_Task statement_. Only the number is needed: how many lines contain the word "Fleming"?

━━━━

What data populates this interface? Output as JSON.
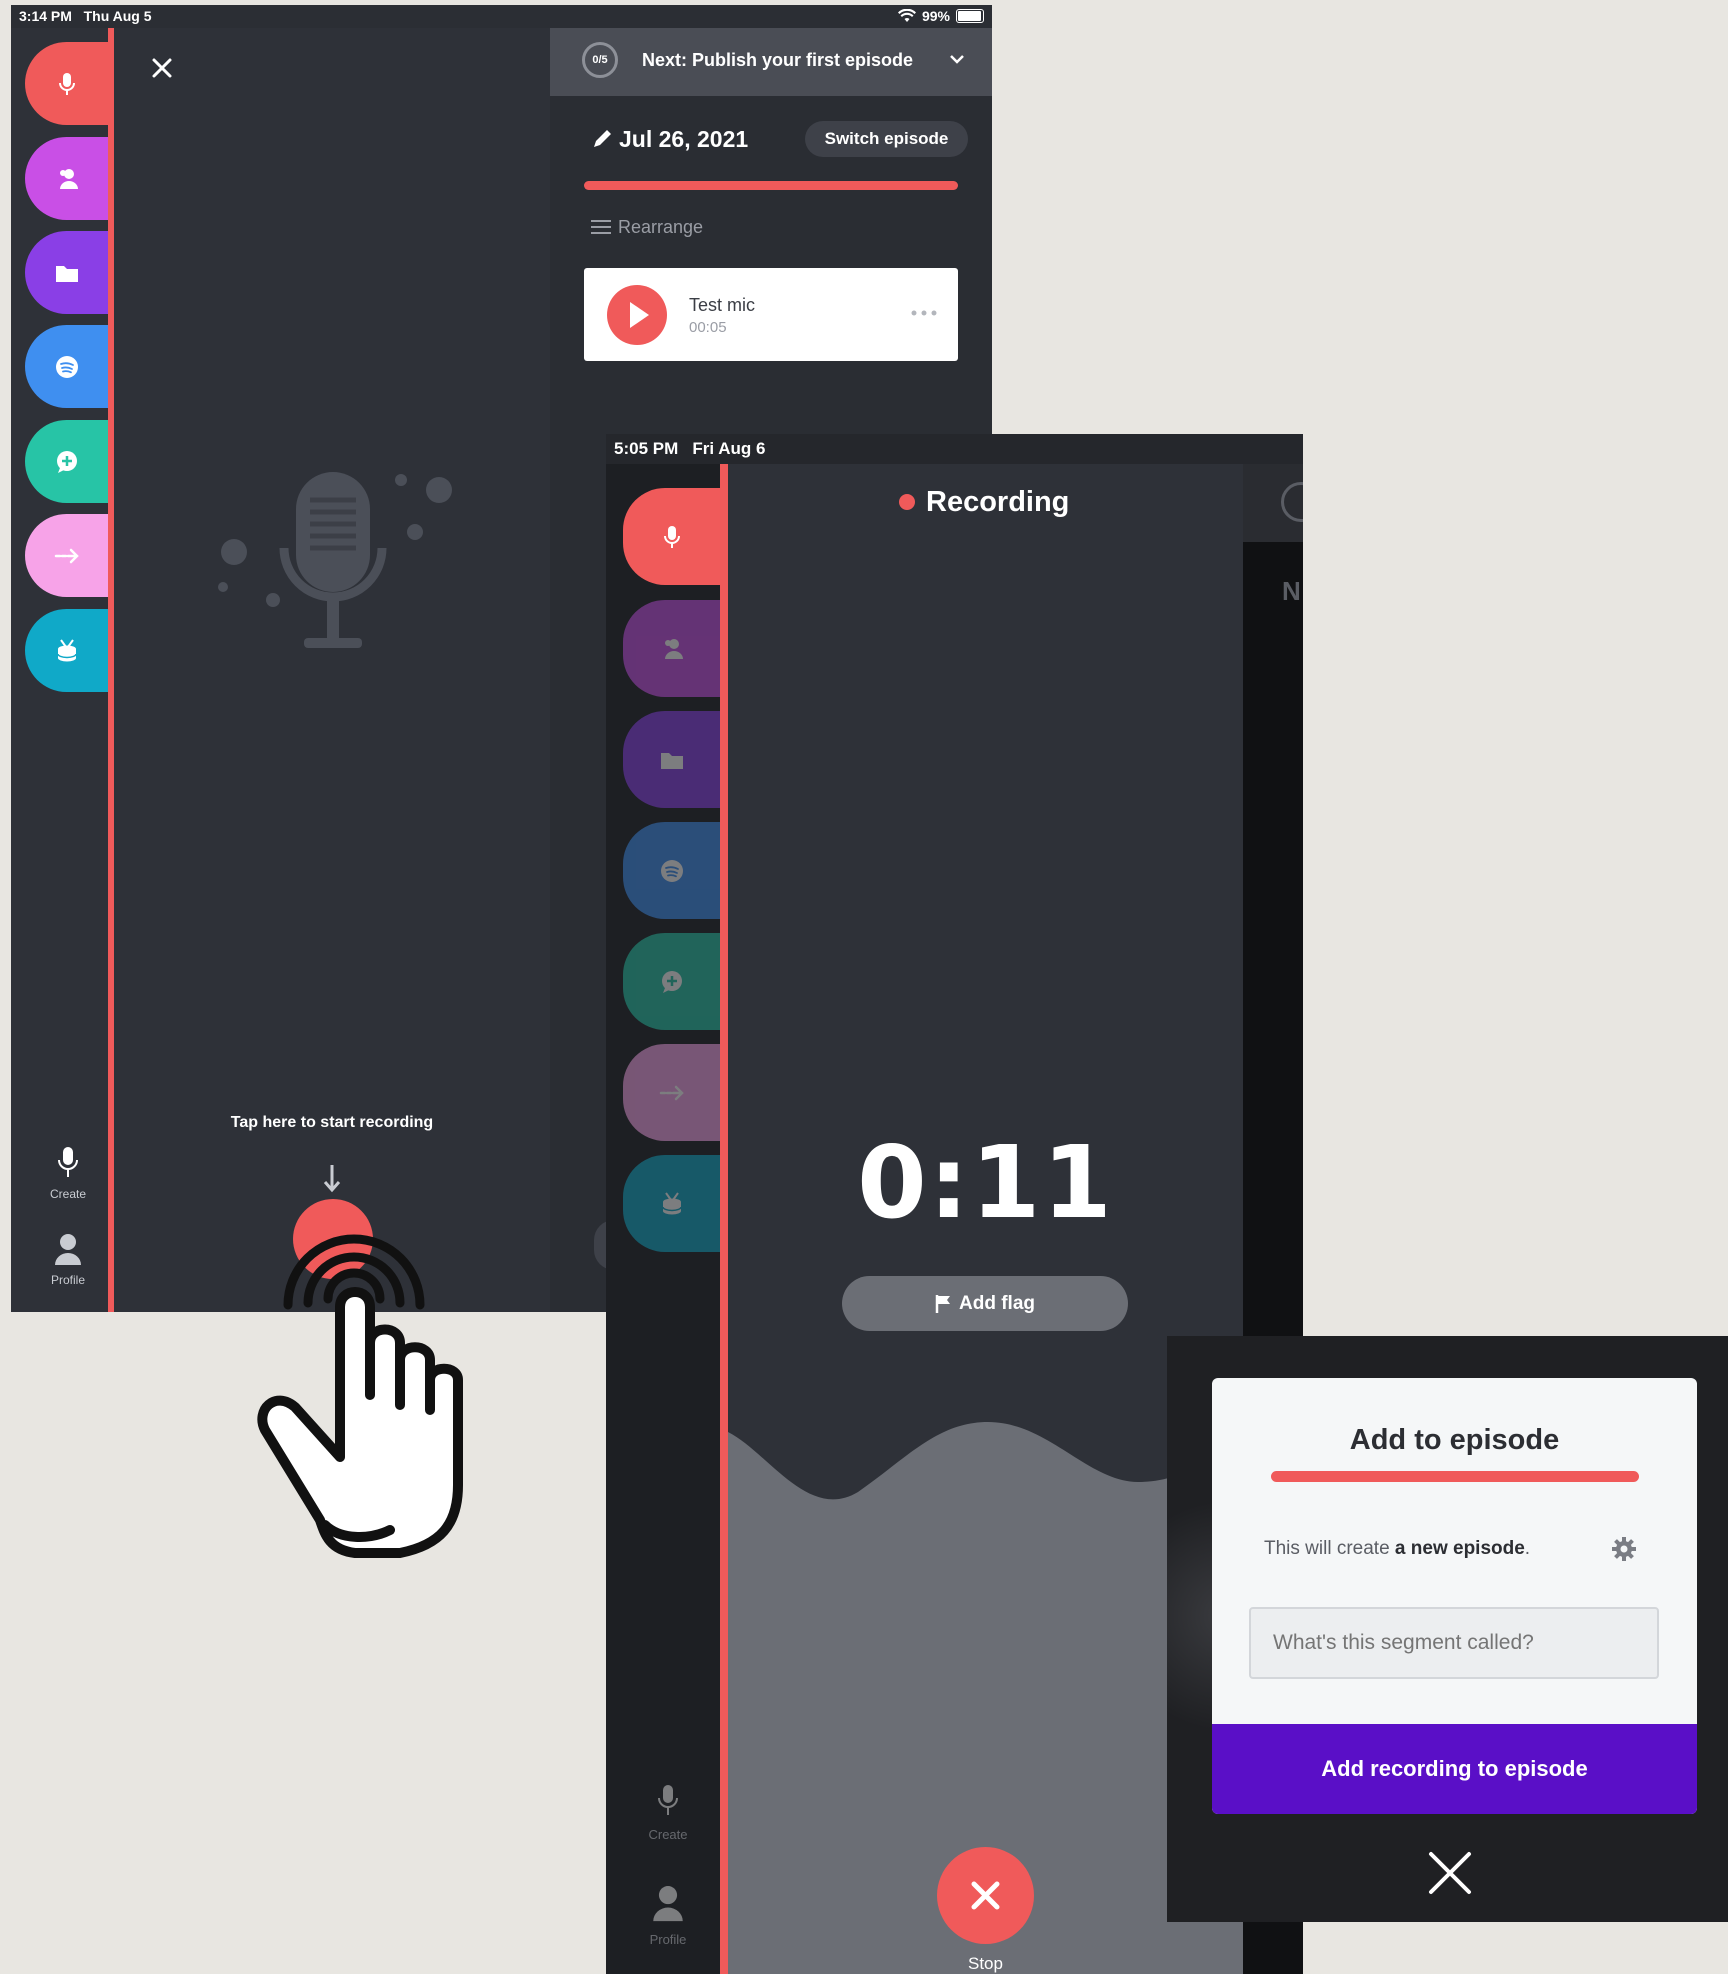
{
  "screen1": {
    "status": {
      "time": "3:14 PM",
      "date": "Thu Aug 5",
      "battery": "99%"
    },
    "progress_badge": "0/5",
    "next_step": "Next: Publish your first episode",
    "episode_date": "Jul 26, 2021",
    "switch_episode": "Switch episode",
    "rearrange": "Rearrange",
    "segment": {
      "title": "Test mic",
      "duration": "00:05"
    },
    "hint": "Tap here to start recording",
    "nav": {
      "create": "Create",
      "profile": "Profile"
    }
  },
  "screen2": {
    "status": {
      "time": "5:05 PM",
      "date": "Fri Aug 6"
    },
    "recording_label": "Recording",
    "timer": "0:11",
    "add_flag": "Add flag",
    "stop": "Stop",
    "nav": {
      "create": "Create",
      "profile": "Profile"
    },
    "peek_letter": "N"
  },
  "dialog": {
    "title": "Add to episode",
    "info_prefix": "This will create ",
    "info_bold": "a new episode",
    "info_suffix": ".",
    "input_placeholder": "What's this segment called?",
    "submit": "Add recording to episode"
  },
  "colors": {
    "coral": "#f05a5a",
    "magenta": "#c94fe6",
    "purple": "#8a3fe6",
    "blue": "#3f8ff0",
    "teal": "#27c4a6",
    "pink": "#f7a3e8",
    "cyan": "#10a9c8",
    "dialog_button": "#5a0fc7"
  },
  "icons": [
    "microphone-icon",
    "contacts-icon",
    "folder-icon",
    "spotify-icon",
    "chat-plus-icon",
    "share-arrow-icon",
    "drum-icon",
    "close-icon",
    "pencil-icon",
    "chevron-down-icon",
    "menu-lines-icon",
    "play-icon",
    "more-icon",
    "flag-icon",
    "gear-icon",
    "tap-hand-icon"
  ]
}
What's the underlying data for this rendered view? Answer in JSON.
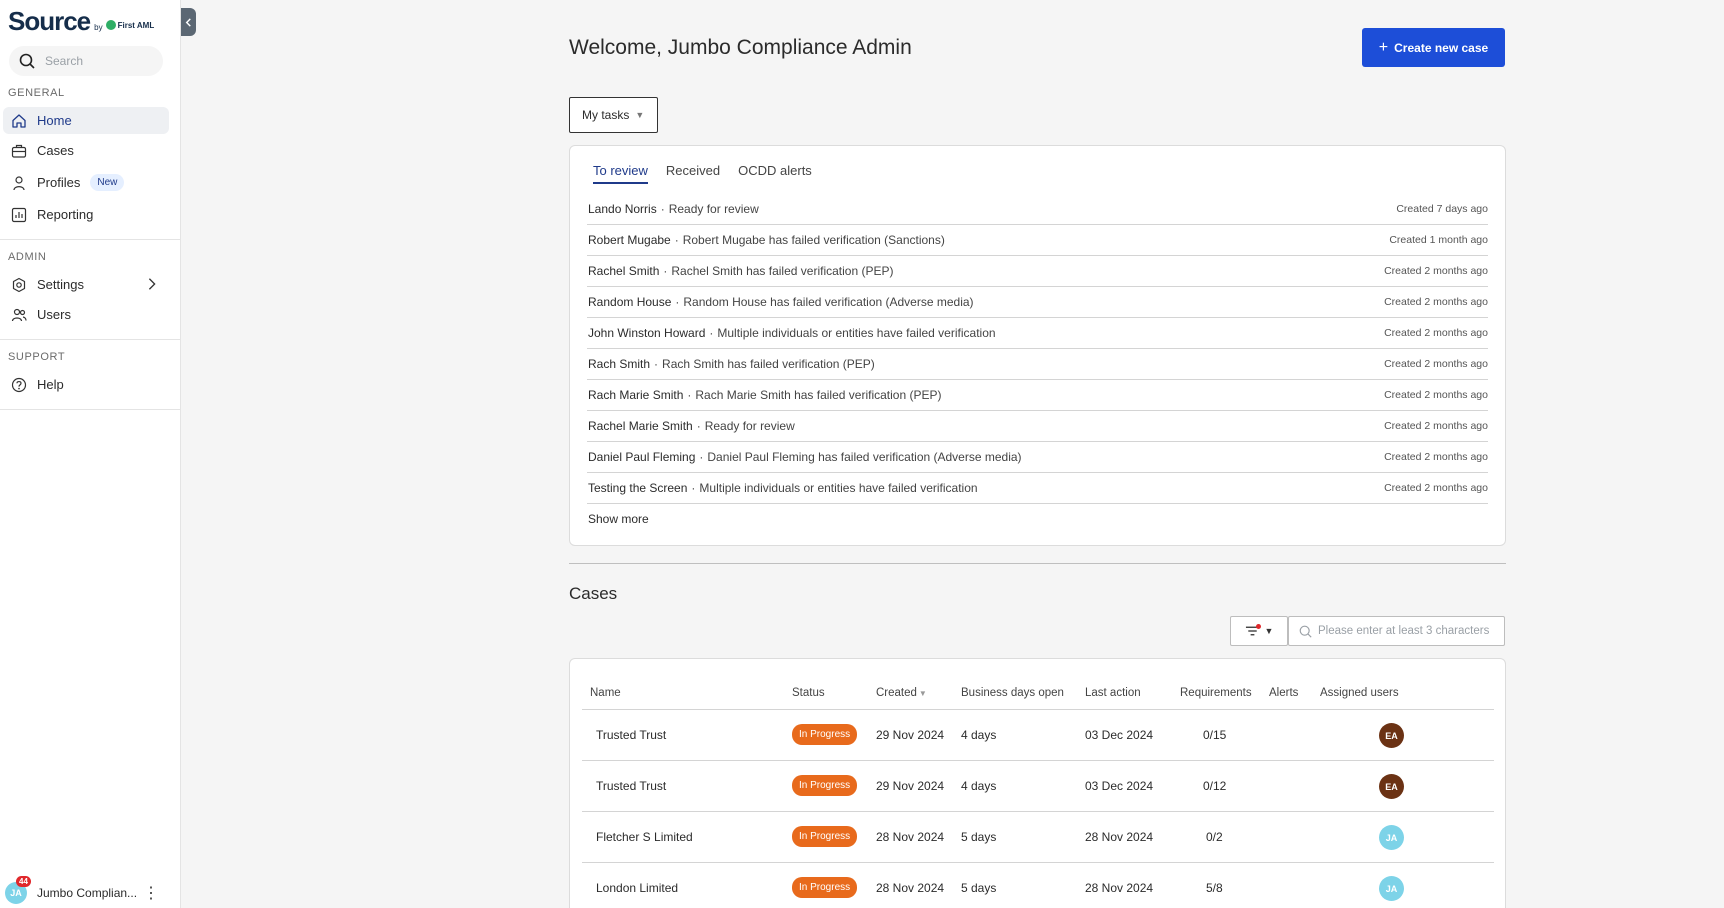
{
  "brand": {
    "name": "Source",
    "by": "by",
    "partner": "First AML"
  },
  "sidebar": {
    "search_placeholder": "Search",
    "sections": {
      "general": "GENERAL",
      "admin": "ADMIN",
      "support": "SUPPORT"
    },
    "items": {
      "home": "Home",
      "cases": "Cases",
      "profiles": "Profiles",
      "profiles_badge": "New",
      "reporting": "Reporting",
      "settings": "Settings",
      "users": "Users",
      "help": "Help"
    },
    "user": {
      "initials": "JA",
      "notifications": "44",
      "name": "Jumbo Complian..."
    }
  },
  "header": {
    "welcome": "Welcome, Jumbo Compliance Admin",
    "create_button": "Create new case"
  },
  "tasks": {
    "dropdown": "My tasks",
    "tabs": [
      "To review",
      "Received",
      "OCDD alerts"
    ],
    "rows": [
      {
        "name": "Lando Norris",
        "desc": "Ready for review",
        "created": "Created 7 days ago"
      },
      {
        "name": "Robert Mugabe",
        "desc": "Robert Mugabe has failed verification (Sanctions)",
        "created": "Created 1 month ago"
      },
      {
        "name": "Rachel Smith",
        "desc": "Rachel Smith has failed verification (PEP)",
        "created": "Created 2 months ago"
      },
      {
        "name": "Random House",
        "desc": "Random House has failed verification (Adverse media)",
        "created": "Created 2 months ago"
      },
      {
        "name": "John Winston Howard",
        "desc": "Multiple individuals or entities have failed verification",
        "created": "Created 2 months ago"
      },
      {
        "name": "Rach Smith",
        "desc": "Rach Smith has failed verification (PEP)",
        "created": "Created 2 months ago"
      },
      {
        "name": "Rach Marie Smith",
        "desc": "Rach Marie Smith has failed verification (PEP)",
        "created": "Created 2 months ago"
      },
      {
        "name": "Rachel Marie Smith",
        "desc": "Ready for review",
        "created": "Created 2 months ago"
      },
      {
        "name": "Daniel Paul Fleming",
        "desc": "Daniel Paul Fleming has failed verification (Adverse media)",
        "created": "Created 2 months ago"
      },
      {
        "name": "Testing the Screen",
        "desc": "Multiple individuals or entities have failed verification",
        "created": "Created 2 months ago"
      }
    ],
    "separator": "·",
    "show_more": "Show more"
  },
  "cases": {
    "title": "Cases",
    "search_placeholder": "Please enter at least 3 characters",
    "columns": [
      "Name",
      "Status",
      "Created",
      "Business days open",
      "Last action",
      "Requirements",
      "Alerts",
      "Assigned users"
    ],
    "rows": [
      {
        "name": "Trusted Trust",
        "status": "In Progress",
        "created": "29 Nov 2024",
        "days_open": "4 days",
        "last_action": "03 Dec 2024",
        "requirements": "0/15",
        "alerts": "",
        "assigned": "EA",
        "avatar_color": "#6b3214"
      },
      {
        "name": "Trusted Trust",
        "status": "In Progress",
        "created": "29 Nov 2024",
        "days_open": "4 days",
        "last_action": "03 Dec 2024",
        "requirements": "0/12",
        "alerts": "",
        "assigned": "EA",
        "avatar_color": "#6b3214"
      },
      {
        "name": "Fletcher S Limited",
        "status": "In Progress",
        "created": "28 Nov 2024",
        "days_open": "5 days",
        "last_action": "28 Nov 2024",
        "requirements": "0/2",
        "alerts": "",
        "assigned": "JA",
        "avatar_color": "#7dd3e8"
      },
      {
        "name": "London Limited",
        "status": "In Progress",
        "created": "28 Nov 2024",
        "days_open": "5 days",
        "last_action": "28 Nov 2024",
        "requirements": "5/8",
        "alerts": "",
        "assigned": "JA",
        "avatar_color": "#7dd3e8"
      }
    ]
  },
  "colors": {
    "primary": "#1d4ed8",
    "status_in_progress": "#e86a1c",
    "notification": "#e0282b",
    "brand": "#152d4a"
  }
}
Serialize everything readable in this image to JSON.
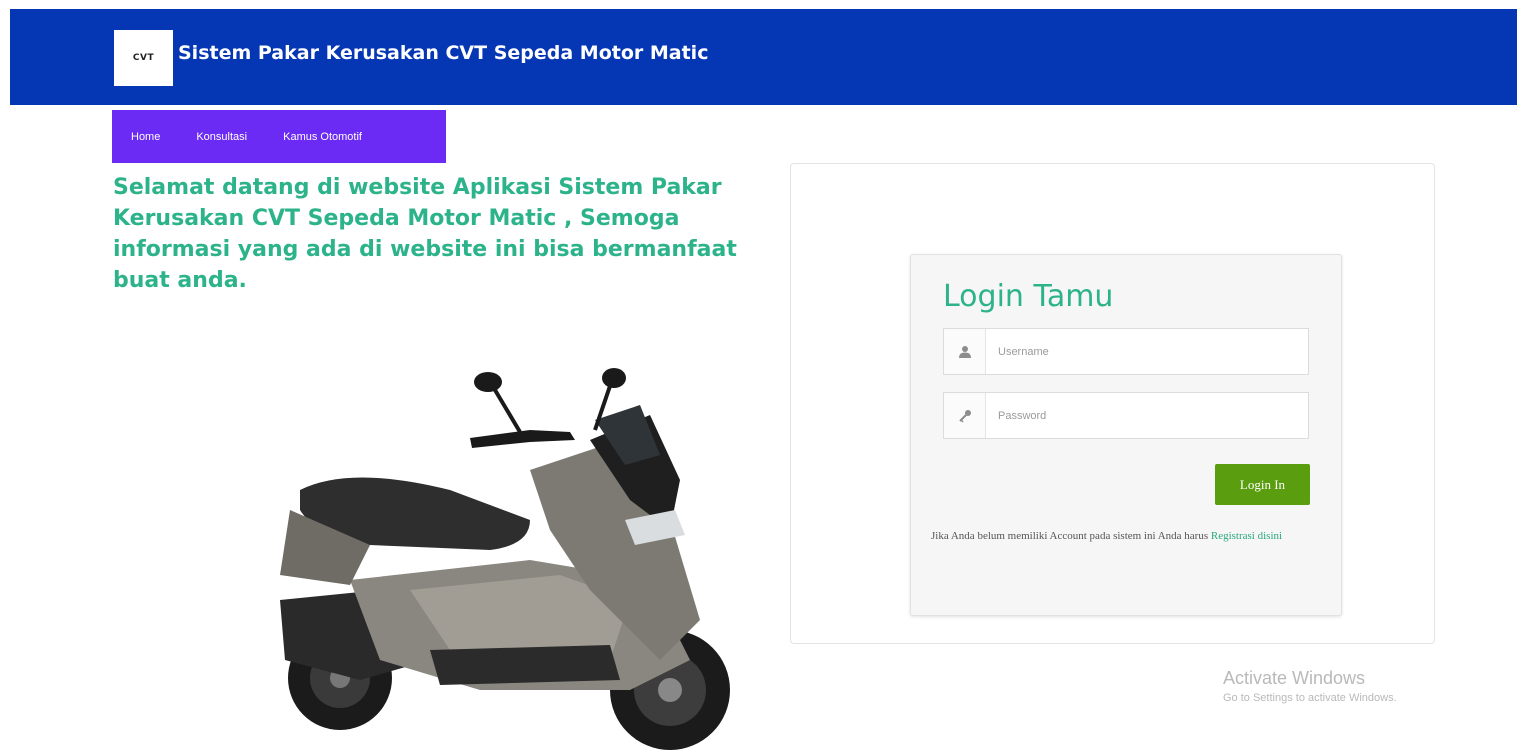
{
  "header": {
    "logo_text": "CVT",
    "title": "Sistem Pakar Kerusakan CVT Sepeda Motor Matic",
    "background_color": "#0536b3"
  },
  "nav": {
    "background_color": "#6c2bf5",
    "items": [
      {
        "label": "Home"
      },
      {
        "label": "Konsultasi"
      },
      {
        "label": "Kamus Otomotif"
      }
    ]
  },
  "welcome": {
    "text": "Selamat datang di website Aplikasi Sistem Pakar Kerusakan CVT Sepeda Motor Matic , Semoga informasi yang ada di website ini bisa bermanfaat buat anda.",
    "color": "#2db38a"
  },
  "hero_image": {
    "icon": "scooter-image"
  },
  "login": {
    "title": "Login Tamu",
    "username_placeholder": "Username",
    "password_placeholder": "Password",
    "username_icon": "user-icon",
    "password_icon": "key-icon",
    "button_label": "Login In",
    "button_color": "#5a9e0f",
    "note_text": "Jika Anda belum memiliki Account pada sistem ini Anda harus ",
    "register_link": "Registrasi disini"
  },
  "watermark": {
    "title": "Activate Windows",
    "subtitle": "Go to Settings to activate Windows."
  }
}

━━━━

_Written reply_. 2